━━━ Исходный текст
Еще один немаловажный аспект исследуемой проблемы - хронологические рамки нового времени на Востоке, применимость периодизации новой истории стран Запада к Афро-Азиатскому региону. Доминирующая тенденция здесь состоит в стремлении рассматривать историю Запада и Востока в едином историческом и хронологическом контексте. В. В. Сергеев и А. Д. Чумаков считают, что "эпоху нового времени нельзя относить только к истории стран Запада, равно как и рассматривать восточный мир вне динамичного развития капиталистического Запада. Новую историю Востока следует воспринимать как эпоху развивающегося взаимодействия западного и афро-азиатского миров на основе колониального синтеза, превращения Востока в часть мирового капиталистического хозяйства, формирования многоукладного общества и его модернизации, роста буржуазно-национального движения и его борьбы за создание условий для национально-суверенного варианта развития". Однако нельзя сбрасывать со счетов позицию тех востоковедов, которые, обосновывая идею принципиального отличия путей развития западной и восточной цивилизаций, отказываются от самого понятия "новая история" применительно к Востоку и предлагают говорить, к примеру, о "Востоке в период господства колониализма (середина XIX - середина XX в.)" (Л. С. Васильев).

Многие исследователи и авторы учебников (Б. Д. Козенко, Г. М. Садовая, П. И. Остриков, В. Н. Сафонов, И. М. Узнародов, Б. А. Шелег, М. М. Дробинский, Н. А. Королева, А. И. Юнель, В. В. Сергеев, А. Д. Чумаков, Б. Н. Комиссаров, Р. А. Чикалов, И. Р. Чикалова, А. В. Чудинов, П. Ю. Уваров, Д. Ю. Бовыкин) предлагают собственные варианты решения проблемы периодизации истории нового времени, т.е. свои версии периодизации, не ограничивающиеся только общими хронологическими рамками периода, но и содержащими его внутренние рубежи97. В качестве примера приведем два варианта из предложенных: первый - наиболее известный благодаря дискуссии на страницах журнала "Новая и новейшая история" (периодизация Б. Д. Козенко и Г. М. Садовой), и второй - неоднократно озвученный в научной печати, но еще не ставший предметом столь же активного обсуждения, хотя, безусловно, и заслуживающий этого (периодизация Б. Н. Комиссарова).
━━━━━━
▸ **Условие задания**: Перепечатайте целиком приведенный выше текст о периодизации нового времени, не меняя в нем ни знака.
━━━ Выборка данных
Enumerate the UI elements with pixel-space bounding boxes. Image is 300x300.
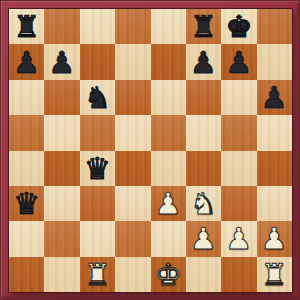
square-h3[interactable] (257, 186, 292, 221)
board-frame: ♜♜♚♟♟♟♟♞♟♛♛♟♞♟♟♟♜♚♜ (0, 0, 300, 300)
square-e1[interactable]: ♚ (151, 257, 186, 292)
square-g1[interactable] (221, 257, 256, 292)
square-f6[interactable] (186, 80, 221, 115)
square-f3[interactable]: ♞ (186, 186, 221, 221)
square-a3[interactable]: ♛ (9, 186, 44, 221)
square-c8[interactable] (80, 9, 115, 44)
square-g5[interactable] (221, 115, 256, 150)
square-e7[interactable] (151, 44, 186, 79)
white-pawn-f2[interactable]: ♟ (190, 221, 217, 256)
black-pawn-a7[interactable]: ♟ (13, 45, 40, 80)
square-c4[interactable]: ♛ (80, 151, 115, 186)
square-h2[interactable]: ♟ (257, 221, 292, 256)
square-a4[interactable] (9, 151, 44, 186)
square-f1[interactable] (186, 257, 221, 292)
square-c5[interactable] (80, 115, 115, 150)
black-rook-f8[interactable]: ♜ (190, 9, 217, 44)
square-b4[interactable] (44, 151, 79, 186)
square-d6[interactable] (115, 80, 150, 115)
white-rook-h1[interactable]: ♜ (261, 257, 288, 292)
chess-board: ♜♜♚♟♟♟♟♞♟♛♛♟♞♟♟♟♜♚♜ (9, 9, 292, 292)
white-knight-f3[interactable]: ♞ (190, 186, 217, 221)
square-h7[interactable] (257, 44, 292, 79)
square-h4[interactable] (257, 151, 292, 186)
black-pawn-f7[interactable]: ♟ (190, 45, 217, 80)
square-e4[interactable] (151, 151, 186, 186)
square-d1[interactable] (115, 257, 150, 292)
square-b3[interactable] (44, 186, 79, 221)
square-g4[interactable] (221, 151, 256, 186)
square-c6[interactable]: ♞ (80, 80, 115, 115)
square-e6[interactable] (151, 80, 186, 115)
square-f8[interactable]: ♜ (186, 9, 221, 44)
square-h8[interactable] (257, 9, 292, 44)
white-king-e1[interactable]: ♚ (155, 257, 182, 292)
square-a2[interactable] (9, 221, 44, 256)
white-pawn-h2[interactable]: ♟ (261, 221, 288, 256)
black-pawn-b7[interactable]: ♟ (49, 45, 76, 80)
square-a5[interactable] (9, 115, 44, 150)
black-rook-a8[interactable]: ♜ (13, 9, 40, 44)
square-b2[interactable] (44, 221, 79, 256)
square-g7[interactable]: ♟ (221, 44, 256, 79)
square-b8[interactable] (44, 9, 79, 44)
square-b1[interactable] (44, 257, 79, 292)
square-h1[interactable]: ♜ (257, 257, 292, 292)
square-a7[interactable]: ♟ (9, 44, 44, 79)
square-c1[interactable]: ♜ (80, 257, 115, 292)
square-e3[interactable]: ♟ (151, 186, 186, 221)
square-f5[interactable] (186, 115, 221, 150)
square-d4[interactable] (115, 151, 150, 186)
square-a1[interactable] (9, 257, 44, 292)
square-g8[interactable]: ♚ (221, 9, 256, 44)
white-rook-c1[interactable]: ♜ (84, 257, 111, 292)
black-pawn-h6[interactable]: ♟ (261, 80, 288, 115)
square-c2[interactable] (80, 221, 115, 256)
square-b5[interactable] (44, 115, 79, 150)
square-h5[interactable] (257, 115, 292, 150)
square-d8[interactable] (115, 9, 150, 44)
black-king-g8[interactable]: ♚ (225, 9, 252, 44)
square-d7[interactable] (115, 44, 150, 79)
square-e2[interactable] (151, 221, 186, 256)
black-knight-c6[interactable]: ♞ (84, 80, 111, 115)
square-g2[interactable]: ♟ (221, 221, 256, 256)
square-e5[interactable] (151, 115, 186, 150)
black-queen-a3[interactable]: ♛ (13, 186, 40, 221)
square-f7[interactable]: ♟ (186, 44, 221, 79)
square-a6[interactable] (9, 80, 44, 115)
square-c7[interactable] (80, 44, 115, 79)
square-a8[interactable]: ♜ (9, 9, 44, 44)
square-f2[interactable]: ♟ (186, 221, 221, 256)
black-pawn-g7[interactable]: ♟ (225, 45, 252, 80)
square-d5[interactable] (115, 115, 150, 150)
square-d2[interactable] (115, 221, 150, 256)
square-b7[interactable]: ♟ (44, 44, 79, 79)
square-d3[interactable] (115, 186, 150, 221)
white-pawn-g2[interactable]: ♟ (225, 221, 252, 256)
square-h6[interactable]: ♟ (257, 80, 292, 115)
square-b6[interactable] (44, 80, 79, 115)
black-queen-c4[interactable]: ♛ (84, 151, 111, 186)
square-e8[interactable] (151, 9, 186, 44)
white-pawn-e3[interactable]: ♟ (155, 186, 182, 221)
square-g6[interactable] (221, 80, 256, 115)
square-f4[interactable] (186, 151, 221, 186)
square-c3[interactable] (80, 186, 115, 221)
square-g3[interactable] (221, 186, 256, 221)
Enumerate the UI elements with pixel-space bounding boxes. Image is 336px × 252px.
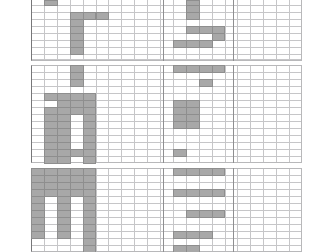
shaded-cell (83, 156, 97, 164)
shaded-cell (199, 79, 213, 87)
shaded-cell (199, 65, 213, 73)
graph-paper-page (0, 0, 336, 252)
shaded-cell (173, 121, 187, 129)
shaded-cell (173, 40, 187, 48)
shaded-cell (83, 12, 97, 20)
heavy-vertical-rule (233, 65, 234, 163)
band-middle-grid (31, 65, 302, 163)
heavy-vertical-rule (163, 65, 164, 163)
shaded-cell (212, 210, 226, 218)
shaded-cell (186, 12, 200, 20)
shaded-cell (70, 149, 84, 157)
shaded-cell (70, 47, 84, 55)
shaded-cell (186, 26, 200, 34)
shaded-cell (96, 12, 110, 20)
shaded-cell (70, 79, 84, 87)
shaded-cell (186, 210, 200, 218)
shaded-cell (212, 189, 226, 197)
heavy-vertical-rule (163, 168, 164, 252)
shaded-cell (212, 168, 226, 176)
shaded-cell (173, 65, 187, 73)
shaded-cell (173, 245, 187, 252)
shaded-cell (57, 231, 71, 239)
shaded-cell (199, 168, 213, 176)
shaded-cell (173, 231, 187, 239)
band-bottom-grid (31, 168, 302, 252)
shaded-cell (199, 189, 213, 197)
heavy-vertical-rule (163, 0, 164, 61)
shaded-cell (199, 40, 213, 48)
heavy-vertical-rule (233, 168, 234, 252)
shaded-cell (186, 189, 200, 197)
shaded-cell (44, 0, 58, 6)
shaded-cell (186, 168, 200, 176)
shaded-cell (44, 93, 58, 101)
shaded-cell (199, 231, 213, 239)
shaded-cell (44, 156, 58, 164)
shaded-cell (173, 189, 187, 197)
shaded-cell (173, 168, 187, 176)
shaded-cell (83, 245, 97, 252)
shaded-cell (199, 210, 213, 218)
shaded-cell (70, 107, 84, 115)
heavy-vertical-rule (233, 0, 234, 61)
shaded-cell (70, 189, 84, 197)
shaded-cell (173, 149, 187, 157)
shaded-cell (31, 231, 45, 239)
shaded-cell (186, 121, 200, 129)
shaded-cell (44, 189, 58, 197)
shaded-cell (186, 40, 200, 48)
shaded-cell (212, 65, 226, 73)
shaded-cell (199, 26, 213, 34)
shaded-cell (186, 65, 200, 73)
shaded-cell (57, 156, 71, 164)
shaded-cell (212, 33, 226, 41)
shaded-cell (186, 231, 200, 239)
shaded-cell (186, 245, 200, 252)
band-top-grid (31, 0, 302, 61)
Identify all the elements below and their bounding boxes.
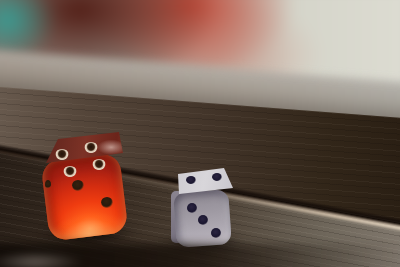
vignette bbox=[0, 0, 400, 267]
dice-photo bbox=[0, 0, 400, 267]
━━━━━━
▸ **Результат выполнения**:
Еще один немаловажный аспект исследуемой проблемы - хронологические рамки нового времени на Востоке, применимость периодизации новой истории стран Запада к Афро-Азиатскому региону. Доминирующая тенденция здесь состоит в стремлении рассматривать историю Запада и Востока в едином историческом и хронологическом контексте. В. В. Сергеев и А. Д. Чумаков считают, что "эпоху нового времени нельзя относить только к истории стран Запада, равно как и рассматривать восточный мир вне динамичного развития капиталистического Запада. Новую историю Востока следует воспринимать как эпоху развивающегося взаимодействия западного и афро-азиатского миров на основе колониального синтеза, превращения Востока в часть мирового капиталистического хозяйства, формирования многоукладного общества и его модернизации, роста буржуазно-национального движения и его борьбы за создание условий для национально-суверенного варианта развития". Однако нельзя сбрасывать со счетов позицию тех востоковедов, которые, обосновывая идею принципиального отличия путей развития западной и восточной цивилизаций, отказываются от самого понятия "новая история" применительно к Востоку и предлагают говорить, к примеру, о "Востоке в период господства колониализма (середина XIX - середина XX в.)" (Л. С. Васильев).

Многие исследователи и авторы учебников (Б. Д. Козенко, Г. М. Садовая, П. И. Остриков, В. Н. Сафонов, И. М. Узнародов, Б. А. Шелег, М. М. Дробинский, Н. А. Королева, А. И. Юнель, В. В. Сергеев, А. Д. Чумаков, Б. Н. Комиссаров, Р. А. Чикалов, И. Р. Чикалова, А. В. Чудинов, П. Ю. Уваров, Д. Ю. Бовыкин) предлагают собственные варианты решения проблемы периодизации истории нового времени, т.е. свои версии периодизации, не ограничивающиеся только общими хронологическими рамками периода, но и содержащими его внутренние рубежи97. В качестве примера приведем два варианта из предложенных: первый - наиболее известный благодаря дискуссии на страницах журнала "Новая и новейшая история" (периодизация Б. Д. Козенко и Г. М. Садовой), и второй - неоднократно озвученный в научной печати, но еще не ставший предметом столь же активного обсуждения, хотя, безусловно, и заслуживающий этого (периодизация Б. Н. Комиссарова).